*What needs to be done:* Wherever the word "JSON" turns up in a line of the entries, copy that line.

*Rows:*
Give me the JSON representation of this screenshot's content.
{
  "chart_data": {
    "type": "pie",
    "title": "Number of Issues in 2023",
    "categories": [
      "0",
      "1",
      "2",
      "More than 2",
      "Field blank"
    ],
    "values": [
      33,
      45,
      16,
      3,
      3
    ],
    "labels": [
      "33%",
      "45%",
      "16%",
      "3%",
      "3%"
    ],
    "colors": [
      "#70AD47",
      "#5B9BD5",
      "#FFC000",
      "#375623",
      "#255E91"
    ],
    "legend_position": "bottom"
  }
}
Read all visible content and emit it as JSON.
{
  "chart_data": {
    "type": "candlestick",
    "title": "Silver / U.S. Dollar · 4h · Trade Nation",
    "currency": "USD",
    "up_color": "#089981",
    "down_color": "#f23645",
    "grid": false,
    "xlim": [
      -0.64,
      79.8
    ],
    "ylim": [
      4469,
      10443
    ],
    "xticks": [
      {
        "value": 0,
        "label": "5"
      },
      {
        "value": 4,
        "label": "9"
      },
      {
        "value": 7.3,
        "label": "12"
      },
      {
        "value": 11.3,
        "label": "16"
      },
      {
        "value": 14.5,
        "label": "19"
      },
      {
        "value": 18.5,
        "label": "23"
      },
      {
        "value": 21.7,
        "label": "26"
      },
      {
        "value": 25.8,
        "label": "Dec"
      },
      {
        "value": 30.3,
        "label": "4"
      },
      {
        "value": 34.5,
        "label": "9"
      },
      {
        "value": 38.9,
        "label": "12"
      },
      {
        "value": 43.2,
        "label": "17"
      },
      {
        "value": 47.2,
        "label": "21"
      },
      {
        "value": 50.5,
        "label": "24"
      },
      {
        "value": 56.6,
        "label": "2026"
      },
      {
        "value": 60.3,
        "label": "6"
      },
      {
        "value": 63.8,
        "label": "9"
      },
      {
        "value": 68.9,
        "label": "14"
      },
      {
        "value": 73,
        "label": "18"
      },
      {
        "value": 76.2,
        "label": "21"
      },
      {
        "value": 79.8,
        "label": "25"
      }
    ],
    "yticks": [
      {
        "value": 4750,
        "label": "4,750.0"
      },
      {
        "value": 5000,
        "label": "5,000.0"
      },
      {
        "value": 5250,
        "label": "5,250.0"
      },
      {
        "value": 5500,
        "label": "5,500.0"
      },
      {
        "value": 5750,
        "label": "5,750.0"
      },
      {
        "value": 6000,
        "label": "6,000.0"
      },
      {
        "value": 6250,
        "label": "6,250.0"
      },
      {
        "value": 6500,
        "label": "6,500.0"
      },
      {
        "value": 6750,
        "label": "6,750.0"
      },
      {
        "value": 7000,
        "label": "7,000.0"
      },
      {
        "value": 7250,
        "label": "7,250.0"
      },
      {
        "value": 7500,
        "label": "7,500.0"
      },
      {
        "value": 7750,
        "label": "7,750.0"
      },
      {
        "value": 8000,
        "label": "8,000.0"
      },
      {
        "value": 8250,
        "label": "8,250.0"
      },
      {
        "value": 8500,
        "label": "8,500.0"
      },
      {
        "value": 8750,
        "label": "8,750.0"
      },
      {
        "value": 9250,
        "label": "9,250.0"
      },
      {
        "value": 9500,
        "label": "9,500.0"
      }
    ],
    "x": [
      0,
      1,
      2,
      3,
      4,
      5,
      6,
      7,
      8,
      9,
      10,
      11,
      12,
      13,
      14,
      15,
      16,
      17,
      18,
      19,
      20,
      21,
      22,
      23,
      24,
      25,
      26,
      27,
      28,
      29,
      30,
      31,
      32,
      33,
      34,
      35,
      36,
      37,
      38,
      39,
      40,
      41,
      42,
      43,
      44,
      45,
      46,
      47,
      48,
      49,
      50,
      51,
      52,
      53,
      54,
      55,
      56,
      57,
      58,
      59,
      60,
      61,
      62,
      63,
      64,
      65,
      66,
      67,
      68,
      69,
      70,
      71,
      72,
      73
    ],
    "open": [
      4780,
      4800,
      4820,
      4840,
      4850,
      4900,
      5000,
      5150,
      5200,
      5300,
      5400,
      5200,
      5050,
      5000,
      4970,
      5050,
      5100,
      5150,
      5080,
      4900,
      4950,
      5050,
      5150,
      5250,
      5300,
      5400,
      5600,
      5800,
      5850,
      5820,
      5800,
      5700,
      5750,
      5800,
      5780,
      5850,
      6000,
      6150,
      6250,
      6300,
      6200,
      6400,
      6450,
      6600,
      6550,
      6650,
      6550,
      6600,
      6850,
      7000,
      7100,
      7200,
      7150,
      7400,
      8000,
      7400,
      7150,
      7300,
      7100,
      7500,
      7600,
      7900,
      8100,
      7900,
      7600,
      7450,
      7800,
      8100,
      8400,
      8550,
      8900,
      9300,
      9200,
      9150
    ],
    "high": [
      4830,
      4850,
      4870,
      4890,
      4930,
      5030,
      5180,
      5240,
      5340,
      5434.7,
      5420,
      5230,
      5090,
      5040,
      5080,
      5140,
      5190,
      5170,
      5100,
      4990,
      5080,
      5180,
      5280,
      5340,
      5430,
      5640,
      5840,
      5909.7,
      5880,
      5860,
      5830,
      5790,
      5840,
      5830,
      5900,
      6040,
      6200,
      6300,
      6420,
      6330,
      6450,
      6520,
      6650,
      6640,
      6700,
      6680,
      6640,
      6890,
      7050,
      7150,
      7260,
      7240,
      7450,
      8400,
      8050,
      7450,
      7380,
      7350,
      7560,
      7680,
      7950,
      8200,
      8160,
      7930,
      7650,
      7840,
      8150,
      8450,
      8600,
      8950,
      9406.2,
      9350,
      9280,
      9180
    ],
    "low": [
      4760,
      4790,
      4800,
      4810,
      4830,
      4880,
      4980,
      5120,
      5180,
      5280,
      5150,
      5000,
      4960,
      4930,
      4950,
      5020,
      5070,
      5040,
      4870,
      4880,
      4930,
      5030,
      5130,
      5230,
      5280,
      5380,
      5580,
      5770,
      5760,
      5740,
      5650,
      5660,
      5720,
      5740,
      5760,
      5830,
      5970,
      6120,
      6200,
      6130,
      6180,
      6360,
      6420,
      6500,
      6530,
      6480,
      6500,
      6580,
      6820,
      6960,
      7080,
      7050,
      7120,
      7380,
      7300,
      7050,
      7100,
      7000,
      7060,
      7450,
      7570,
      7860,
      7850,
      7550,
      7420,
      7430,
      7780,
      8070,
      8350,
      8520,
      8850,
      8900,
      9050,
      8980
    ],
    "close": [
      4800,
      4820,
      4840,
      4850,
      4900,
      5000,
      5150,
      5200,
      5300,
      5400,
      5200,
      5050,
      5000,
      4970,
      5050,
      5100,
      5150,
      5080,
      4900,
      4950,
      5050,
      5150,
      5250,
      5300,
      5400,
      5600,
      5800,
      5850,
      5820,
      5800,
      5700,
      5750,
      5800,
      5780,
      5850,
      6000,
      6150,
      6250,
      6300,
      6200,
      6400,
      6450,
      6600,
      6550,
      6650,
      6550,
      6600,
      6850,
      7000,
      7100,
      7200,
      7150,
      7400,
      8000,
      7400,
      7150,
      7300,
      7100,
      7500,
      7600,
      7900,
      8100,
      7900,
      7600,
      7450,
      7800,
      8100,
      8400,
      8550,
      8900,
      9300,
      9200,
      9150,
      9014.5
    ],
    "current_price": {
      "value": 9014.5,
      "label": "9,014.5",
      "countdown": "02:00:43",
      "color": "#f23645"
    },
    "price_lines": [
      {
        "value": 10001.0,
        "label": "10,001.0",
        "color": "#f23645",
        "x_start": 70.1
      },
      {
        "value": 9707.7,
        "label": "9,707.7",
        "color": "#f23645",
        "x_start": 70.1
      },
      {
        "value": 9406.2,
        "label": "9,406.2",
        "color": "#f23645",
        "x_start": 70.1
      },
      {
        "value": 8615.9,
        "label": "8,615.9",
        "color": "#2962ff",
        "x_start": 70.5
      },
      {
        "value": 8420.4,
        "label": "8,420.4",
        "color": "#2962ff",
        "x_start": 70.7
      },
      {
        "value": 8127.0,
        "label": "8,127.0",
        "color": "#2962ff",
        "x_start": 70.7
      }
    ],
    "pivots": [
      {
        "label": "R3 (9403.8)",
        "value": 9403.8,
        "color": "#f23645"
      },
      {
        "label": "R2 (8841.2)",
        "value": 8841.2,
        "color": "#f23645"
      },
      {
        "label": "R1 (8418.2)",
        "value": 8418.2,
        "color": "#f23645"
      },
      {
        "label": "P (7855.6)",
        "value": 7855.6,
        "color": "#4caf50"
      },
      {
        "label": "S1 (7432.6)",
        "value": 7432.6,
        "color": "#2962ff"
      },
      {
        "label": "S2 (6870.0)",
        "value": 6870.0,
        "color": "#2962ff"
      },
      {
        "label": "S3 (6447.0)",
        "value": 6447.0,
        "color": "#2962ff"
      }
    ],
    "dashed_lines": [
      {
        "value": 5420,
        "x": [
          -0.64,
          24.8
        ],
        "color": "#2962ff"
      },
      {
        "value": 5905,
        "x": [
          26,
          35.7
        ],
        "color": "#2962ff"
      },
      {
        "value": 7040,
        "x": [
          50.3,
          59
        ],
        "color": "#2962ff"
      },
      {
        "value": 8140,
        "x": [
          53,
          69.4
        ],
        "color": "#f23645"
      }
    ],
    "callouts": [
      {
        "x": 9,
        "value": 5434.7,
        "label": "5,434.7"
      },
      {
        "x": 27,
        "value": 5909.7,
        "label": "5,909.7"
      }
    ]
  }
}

*Written response:*
Give me the JSON representation of this screenshot's content.
Read all visible content and emit it as JSON.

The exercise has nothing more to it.